To do: Take the material below and write it all out again exactly.

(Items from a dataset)
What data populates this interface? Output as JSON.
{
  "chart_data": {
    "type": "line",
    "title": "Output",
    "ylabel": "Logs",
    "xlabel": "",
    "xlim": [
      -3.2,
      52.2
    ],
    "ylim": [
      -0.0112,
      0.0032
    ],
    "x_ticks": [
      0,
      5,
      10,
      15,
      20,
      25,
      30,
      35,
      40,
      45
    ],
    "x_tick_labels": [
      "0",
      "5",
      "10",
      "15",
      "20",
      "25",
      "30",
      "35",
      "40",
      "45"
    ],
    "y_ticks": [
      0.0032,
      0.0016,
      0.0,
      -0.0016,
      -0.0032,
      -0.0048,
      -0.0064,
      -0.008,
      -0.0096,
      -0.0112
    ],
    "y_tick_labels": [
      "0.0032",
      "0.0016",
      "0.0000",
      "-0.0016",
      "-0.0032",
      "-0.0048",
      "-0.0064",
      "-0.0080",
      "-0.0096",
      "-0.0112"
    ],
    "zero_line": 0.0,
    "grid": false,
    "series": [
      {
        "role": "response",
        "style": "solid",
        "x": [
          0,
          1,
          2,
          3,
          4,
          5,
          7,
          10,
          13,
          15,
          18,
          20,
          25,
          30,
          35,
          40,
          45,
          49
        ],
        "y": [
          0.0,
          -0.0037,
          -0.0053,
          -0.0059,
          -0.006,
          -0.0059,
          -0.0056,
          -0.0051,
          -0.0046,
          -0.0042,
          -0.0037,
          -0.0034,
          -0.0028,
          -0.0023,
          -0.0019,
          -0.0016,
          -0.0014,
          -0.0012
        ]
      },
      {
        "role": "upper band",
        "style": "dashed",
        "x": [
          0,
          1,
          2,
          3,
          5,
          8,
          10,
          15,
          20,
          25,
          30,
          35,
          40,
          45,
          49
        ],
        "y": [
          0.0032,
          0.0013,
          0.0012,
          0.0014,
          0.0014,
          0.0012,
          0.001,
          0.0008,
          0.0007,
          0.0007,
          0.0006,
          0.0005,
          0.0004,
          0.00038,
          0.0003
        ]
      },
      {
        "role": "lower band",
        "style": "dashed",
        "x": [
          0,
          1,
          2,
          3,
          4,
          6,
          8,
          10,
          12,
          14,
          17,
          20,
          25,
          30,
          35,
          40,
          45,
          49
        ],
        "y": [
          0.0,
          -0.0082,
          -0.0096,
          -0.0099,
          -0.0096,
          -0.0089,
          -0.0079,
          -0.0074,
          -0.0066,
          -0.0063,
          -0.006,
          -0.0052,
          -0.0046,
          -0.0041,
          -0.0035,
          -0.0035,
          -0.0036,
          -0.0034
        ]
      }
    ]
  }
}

Solution for this task:
What data populates this interface? Output as JSON.
{
  "chart_data": {
    "type": "line",
    "title": "Output",
    "ylabel": "Logs",
    "xlabel": "",
    "xlim": [
      -3.2,
      52.2
    ],
    "ylim": [
      -0.0112,
      0.0032
    ],
    "x_ticks": [
      0,
      5,
      10,
      15,
      20,
      25,
      30,
      35,
      40,
      45
    ],
    "x_tick_labels": [
      "0",
      "5",
      "10",
      "15",
      "20",
      "25",
      "30",
      "35",
      "40",
      "45"
    ],
    "y_ticks": [
      0.0032,
      0.0016,
      0.0,
      -0.0016,
      -0.0032,
      -0.0048,
      -0.0064,
      -0.008,
      -0.0096,
      -0.0112
    ],
    "y_tick_labels": [
      "0.0032",
      "0.0016",
      "0.0000",
      "-0.0016",
      "-0.0032",
      "-0.0048",
      "-0.0064",
      "-0.0080",
      "-0.0096",
      "-0.0112"
    ],
    "zero_line": 0.0,
    "grid": false,
    "series": [
      {
        "role": "response",
        "style": "solid",
        "x": [
          0,
          1,
          2,
          3,
          4,
          5,
          7,
          10,
          13,
          15,
          18,
          20,
          25,
          30,
          35,
          40,
          45,
          49
        ],
        "y": [
          0.0,
          -0.0037,
          -0.0053,
          -0.0059,
          -0.006,
          -0.0059,
          -0.0056,
          -0.0051,
          -0.0046,
          -0.0042,
          -0.0037,
          -0.0034,
          -0.0028,
          -0.0023,
          -0.0019,
          -0.0016,
          -0.0014,
          -0.0012
        ]
      },
      {
        "role": "upper band",
        "style": "dashed",
        "x": [
          0,
          1,
          2,
          3,
          5,
          8,
          10,
          15,
          20,
          25,
          30,
          35,
          40,
          45,
          49
        ],
        "y": [
          0.0032,
          0.0013,
          0.0012,
          0.0014,
          0.0014,
          0.0012,
          0.001,
          0.0008,
          0.0007,
          0.0007,
          0.0006,
          0.0005,
          0.0004,
          0.00038,
          0.0003
        ]
      },
      {
        "role": "lower band",
        "style": "dashed",
        "x": [
          0,
          1,
          2,
          3,
          4,
          6,
          8,
          10,
          12,
          14,
          17,
          20,
          25,
          30,
          35,
          40,
          45,
          49
        ],
        "y": [
          0.0,
          -0.0082,
          -0.0096,
          -0.0099,
          -0.0096,
          -0.0089,
          -0.0079,
          -0.0074,
          -0.0066,
          -0.0063,
          -0.006,
          -0.0052,
          -0.0046,
          -0.0041,
          -0.0035,
          -0.0035,
          -0.0036,
          -0.0034
        ]
      }
    ]
  }
}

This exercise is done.